Задания:
A. Повторите слово в слово часть отрывка о еврейской контркультуре, начиная с «Я – офицер-резервист и против моей» и продолжая до «[Севела 2007а: 54].» включительно.
B. Ответьте по отрывку на вопросы:
(i) Победа Израиля в каком году вызвала антисионистскую пропаганду?
(ii) Как называется документальная книга Эфраима Севелы?
(iii) О какой угрозе, по словам отрывка, пишет Цви Гительман?

Двойная культурная жизнь 1970-х выросла как из очевидного раскола между официальной и неофициальной культурами, так и из все большей инертности, тавтологичности [Добренко 1993б: 226–227] и ритуальности [Юрчак 2014: 54–58] коммунистической догматики137. Нонконформизм превращался в институцию, точнее, в их множество138, что проявлялось в росте гетерогенности сам- и тамиздата и расширении спектра художественных андеграундных течений, включавших на разных этапах второй русский авангард, неомодернизм, концептуализм, панк- и рок-культуру и т. д. Будучи важной частью позднесоветского протестного движения в целом, еврейская контркультура вместе с тем преследовала особые цели и занимала узкую нишу в диссидентской среде: в наднациональную по своей сути культуру советского инакомыслия она вносила компонент стигматизированной другости. Политический протест интеллектуалов, среди которых жертвами неявной дискриминации особенно часто становились именно евреи, к тому же еще хорошо помнившие об антисемитских кампаниях и казнях 1940–1950-х годов, обретал дополнительную легитимацию. Эту особость, порой доходившую до партикуляризма, усилил тот факт, что израильская победа 1967 года вызвала, как упоминалось, антисионистскую и, в сущности, антисемитскую пропаганду, недвусмысленно напомнившую интеллигенции (прежде всего еврейской) о последних годах сталинской эпохи. Цви Гительман пишет в связи с этим об «угрозе второго холокоста»: советское правительство с воодушевлением поддерживало арабские силы, чьим девизом было уничтожение еврейского народа [Gitelman 1988: 270]. Писатель и еврейский активист Эфраим Севела признается в документальной книге «Последние судороги неумирающего племени» (1975), что его еврейское самосознание пробудилось под впечатлением от антиизраильской пропаганды:

Я – офицер-резервист и против моей воли могу быть брошен в бой, и меня вынудят уничтожать моих соплеменников, те жалкие остатки еврейства, уцелевшие после гитлеровских лагерей смерти. Такая перспектива была для меня абсолютно неприемлемой [Севела 2007а: 54].

Входные данные:
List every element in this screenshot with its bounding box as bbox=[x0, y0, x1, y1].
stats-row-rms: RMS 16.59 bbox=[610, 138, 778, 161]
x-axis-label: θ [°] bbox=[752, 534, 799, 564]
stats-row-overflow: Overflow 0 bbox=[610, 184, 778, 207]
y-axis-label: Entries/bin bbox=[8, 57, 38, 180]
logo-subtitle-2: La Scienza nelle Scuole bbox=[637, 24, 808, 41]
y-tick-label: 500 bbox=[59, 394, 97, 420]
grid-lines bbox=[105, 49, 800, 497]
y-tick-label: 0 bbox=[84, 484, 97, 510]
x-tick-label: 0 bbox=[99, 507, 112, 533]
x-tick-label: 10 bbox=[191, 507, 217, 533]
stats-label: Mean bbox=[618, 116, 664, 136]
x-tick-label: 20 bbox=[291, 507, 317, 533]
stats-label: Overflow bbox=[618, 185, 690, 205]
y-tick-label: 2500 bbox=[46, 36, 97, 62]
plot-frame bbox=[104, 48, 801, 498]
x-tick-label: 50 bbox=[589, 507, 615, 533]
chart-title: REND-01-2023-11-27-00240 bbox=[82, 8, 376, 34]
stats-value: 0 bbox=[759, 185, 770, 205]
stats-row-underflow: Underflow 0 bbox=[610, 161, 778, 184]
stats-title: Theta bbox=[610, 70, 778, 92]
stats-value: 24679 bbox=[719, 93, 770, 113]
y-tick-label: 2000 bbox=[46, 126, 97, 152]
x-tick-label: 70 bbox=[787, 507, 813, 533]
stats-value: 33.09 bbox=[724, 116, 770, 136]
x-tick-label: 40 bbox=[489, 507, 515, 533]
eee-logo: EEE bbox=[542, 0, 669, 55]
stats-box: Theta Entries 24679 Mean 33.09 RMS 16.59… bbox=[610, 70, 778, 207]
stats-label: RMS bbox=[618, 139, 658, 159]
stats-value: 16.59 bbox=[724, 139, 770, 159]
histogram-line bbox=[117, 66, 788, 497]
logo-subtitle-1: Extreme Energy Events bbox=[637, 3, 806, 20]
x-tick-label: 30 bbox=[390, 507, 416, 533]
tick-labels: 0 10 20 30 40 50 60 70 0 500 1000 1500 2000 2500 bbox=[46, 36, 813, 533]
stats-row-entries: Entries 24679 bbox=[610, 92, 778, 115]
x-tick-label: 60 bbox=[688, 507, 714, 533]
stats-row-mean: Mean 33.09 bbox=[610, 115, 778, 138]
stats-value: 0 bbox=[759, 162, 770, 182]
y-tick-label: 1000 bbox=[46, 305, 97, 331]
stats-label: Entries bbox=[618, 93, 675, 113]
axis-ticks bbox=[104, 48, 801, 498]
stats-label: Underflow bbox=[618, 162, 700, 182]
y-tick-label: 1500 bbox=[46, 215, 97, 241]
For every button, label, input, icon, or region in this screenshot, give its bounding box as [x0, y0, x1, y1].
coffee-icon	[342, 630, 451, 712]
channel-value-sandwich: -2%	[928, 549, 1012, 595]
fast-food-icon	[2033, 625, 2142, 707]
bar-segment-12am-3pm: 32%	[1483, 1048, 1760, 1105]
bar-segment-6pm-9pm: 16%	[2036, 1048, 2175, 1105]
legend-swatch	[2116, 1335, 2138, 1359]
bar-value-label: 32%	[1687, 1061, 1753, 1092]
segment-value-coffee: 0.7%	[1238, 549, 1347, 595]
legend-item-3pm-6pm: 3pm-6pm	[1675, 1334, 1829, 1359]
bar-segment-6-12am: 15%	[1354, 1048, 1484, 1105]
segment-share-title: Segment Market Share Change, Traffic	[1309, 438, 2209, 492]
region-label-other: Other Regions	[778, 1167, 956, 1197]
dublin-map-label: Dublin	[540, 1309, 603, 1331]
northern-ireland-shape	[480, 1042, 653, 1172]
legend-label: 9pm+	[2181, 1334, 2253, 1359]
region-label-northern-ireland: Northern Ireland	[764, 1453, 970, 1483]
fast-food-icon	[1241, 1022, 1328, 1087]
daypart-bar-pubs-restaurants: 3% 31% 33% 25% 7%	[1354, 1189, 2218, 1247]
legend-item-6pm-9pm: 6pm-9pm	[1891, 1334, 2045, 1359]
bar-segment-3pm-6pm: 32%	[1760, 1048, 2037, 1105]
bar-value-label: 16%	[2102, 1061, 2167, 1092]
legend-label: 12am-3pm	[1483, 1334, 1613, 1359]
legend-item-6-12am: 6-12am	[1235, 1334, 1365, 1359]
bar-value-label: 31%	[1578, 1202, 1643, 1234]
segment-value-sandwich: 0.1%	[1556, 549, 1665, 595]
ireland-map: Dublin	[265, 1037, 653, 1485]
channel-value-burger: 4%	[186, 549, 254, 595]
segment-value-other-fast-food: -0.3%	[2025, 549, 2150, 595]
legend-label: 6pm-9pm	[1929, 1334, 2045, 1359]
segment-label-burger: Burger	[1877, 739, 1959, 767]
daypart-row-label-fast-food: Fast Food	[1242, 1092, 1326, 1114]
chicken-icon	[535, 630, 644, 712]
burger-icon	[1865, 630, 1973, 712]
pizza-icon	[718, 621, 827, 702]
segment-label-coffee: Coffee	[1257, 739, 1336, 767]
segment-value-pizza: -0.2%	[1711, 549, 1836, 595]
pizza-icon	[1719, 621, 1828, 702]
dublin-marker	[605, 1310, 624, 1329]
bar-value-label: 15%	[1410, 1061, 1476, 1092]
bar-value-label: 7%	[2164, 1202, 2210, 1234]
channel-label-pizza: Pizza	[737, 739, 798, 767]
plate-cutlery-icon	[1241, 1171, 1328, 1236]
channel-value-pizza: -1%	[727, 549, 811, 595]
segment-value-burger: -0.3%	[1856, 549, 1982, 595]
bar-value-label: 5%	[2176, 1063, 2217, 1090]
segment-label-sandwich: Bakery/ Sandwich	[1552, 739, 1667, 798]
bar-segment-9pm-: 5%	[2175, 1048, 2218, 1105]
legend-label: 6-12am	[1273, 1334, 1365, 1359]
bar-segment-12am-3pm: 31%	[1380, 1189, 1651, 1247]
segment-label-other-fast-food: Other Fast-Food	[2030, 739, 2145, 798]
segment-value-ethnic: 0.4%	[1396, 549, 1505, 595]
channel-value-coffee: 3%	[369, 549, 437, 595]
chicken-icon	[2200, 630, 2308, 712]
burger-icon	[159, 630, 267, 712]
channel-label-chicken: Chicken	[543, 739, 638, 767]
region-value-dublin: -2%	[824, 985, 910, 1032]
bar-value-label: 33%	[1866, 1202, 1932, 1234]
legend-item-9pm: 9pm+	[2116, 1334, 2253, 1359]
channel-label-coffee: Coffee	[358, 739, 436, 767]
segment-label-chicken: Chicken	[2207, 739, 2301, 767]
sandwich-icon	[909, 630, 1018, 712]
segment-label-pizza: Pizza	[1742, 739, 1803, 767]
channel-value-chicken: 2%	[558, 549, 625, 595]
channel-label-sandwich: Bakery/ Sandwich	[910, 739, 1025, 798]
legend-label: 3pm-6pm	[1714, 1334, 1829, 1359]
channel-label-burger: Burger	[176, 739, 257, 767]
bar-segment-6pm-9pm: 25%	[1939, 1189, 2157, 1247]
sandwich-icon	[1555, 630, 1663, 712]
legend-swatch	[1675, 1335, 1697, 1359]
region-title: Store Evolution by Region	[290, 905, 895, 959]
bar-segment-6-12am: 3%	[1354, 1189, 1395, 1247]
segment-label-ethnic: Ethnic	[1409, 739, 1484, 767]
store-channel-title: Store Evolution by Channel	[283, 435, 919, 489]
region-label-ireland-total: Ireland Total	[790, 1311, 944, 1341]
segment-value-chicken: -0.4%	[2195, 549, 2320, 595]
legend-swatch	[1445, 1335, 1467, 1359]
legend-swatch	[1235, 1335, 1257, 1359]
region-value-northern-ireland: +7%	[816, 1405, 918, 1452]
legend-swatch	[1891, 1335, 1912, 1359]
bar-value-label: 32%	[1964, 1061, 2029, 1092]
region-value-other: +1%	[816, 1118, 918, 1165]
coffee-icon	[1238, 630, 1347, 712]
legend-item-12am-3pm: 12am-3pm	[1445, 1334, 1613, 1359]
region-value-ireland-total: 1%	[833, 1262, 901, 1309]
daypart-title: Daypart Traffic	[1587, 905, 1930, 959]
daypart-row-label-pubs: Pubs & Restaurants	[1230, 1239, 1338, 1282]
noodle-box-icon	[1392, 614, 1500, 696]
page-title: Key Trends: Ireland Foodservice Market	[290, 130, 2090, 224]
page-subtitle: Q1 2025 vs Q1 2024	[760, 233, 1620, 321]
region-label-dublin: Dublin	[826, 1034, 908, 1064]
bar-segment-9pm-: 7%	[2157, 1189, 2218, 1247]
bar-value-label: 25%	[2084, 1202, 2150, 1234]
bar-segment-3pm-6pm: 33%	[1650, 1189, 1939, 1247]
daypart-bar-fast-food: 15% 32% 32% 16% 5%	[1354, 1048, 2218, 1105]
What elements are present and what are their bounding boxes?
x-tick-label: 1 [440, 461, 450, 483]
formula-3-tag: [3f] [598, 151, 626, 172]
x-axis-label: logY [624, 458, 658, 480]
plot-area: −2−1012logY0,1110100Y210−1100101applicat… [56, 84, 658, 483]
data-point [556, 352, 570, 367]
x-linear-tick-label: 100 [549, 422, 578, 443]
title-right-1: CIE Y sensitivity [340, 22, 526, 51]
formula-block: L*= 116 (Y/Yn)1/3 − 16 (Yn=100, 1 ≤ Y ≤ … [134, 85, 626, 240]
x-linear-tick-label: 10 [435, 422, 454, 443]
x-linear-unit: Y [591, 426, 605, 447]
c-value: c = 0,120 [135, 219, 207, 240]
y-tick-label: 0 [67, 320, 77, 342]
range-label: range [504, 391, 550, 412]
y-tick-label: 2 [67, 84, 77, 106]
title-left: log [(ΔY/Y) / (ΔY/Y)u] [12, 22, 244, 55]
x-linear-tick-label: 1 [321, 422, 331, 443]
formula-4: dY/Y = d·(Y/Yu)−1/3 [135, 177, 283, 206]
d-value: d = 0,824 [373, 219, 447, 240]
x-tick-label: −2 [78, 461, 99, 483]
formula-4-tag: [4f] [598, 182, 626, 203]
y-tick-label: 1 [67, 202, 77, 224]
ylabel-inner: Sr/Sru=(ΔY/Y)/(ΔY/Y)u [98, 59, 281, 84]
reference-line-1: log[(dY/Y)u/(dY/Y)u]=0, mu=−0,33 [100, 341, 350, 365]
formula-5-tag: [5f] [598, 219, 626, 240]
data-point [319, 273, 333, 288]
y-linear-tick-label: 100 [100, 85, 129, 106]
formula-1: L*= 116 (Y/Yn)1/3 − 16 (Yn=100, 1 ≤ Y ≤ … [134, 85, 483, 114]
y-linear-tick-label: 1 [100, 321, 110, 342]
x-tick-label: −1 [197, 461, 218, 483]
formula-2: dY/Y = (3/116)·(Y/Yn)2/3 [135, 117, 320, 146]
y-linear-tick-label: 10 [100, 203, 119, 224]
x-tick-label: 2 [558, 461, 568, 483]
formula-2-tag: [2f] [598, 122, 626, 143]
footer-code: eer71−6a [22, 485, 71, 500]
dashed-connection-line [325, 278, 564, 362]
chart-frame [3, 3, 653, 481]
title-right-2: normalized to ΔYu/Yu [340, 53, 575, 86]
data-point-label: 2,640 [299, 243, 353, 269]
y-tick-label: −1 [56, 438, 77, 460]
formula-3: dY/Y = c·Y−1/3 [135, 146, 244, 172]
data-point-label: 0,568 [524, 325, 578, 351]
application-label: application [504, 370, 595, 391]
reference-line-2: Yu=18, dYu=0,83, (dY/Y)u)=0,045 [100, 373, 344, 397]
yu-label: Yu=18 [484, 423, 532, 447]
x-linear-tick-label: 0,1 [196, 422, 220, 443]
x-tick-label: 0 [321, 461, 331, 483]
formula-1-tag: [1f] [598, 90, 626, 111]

Ответы по заданиям:
A.
Я – офицер-резервист и против моей воли могу быть брошен в бой, и меня вынудят уничтожать моих соплеменников, те жалкие остатки еврейства, уцелевшие после гитлеровских лагерей смерти. Такая перспектива была для меня абсолютно неприемлемой [Севела 2007а: 54].

B.
(i) В 1967 году.
(ii) «Последние судороги неумирающего племени».
(iii) Об «угрозе второго холокоста».